[Data records]
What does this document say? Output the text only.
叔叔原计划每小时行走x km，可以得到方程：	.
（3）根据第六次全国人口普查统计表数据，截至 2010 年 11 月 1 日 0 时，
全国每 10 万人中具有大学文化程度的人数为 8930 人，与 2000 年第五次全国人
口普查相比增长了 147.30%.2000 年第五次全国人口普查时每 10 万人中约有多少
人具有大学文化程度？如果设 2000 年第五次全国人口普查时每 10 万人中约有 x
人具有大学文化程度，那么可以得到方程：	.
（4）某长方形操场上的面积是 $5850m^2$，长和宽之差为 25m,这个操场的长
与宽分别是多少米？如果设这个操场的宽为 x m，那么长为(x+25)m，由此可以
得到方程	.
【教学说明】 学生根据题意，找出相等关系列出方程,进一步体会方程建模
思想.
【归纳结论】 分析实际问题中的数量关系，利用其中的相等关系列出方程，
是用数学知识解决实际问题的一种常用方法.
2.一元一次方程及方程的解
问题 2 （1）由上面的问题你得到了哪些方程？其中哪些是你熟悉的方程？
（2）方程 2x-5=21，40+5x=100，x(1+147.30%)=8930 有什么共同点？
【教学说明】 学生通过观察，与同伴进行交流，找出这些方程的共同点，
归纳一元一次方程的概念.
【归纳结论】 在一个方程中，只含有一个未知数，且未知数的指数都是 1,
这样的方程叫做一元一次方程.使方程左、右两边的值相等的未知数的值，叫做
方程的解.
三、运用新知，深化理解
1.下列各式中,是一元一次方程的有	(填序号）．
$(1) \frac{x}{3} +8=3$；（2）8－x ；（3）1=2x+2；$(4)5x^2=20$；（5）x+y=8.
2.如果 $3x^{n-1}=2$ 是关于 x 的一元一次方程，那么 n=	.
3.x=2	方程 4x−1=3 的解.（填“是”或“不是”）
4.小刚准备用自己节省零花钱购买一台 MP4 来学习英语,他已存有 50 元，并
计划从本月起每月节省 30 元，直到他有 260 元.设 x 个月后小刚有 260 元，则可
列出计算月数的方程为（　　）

Aim: Copy the data above exactly. Every line must be included.

Written solution:
What does this document say? Output the text only.
叔叔原计划每小时行走x km，可以得到方程：	.
（3）根据第六次全国人口普查统计表数据，截至 2010 年 11 月 1 日 0 时，
全国每 10 万人中具有大学文化程度的人数为 8930 人，与 2000 年第五次全国人
口普查相比增长了 147.30%.2000 年第五次全国人口普查时每 10 万人中约有多少
人具有大学文化程度？如果设 2000 年第五次全国人口普查时每 10 万人中约有 x
人具有大学文化程度，那么可以得到方程：	.
（4）某长方形操场上的面积是 $5850m^2$，长和宽之差为 25m,这个操场的长
与宽分别是多少米？如果设这个操场的宽为 x m，那么长为(x+25)m，由此可以
得到方程	.
【教学说明】 学生根据题意，找出相等关系列出方程,进一步体会方程建模
思想.
【归纳结论】 分析实际问题中的数量关系，利用其中的相等关系列出方程，
是用数学知识解决实际问题的一种常用方法.
2.一元一次方程及方程的解
问题 2 （1）由上面的问题你得到了哪些方程？其中哪些是你熟悉的方程？
（2）方程 2x-5=21，40+5x=100，x(1+147.30%)=8930 有什么共同点？
【教学说明】 学生通过观察，与同伴进行交流，找出这些方程的共同点，
归纳一元一次方程的概念.
【归纳结论】 在一个方程中，只含有一个未知数，且未知数的指数都是 1,
这样的方程叫做一元一次方程.使方程左、右两边的值相等的未知数的值，叫做
方程的解.
三、运用新知，深化理解
1.下列各式中,是一元一次方程的有	(填序号）．
$(1) \frac{x}{3} +8=3$；（2）8－x ；（3）1=2x+2；$(4)5x^2=20$；（5）x+y=8.
2.如果 $3x^{n-1}=2$ 是关于 x 的一元一次方程，那么 n=	.
3.x=2	方程 4x−1=3 的解.（填“是”或“不是”）
4.小刚准备用自己节省零花钱购买一台 MP4 来学习英语,他已存有 50 元，并
计划从本月起每月节省 30 元，直到他有 260 元.设 x 个月后小刚有 260 元，则可
列出计算月数的方程为（　　）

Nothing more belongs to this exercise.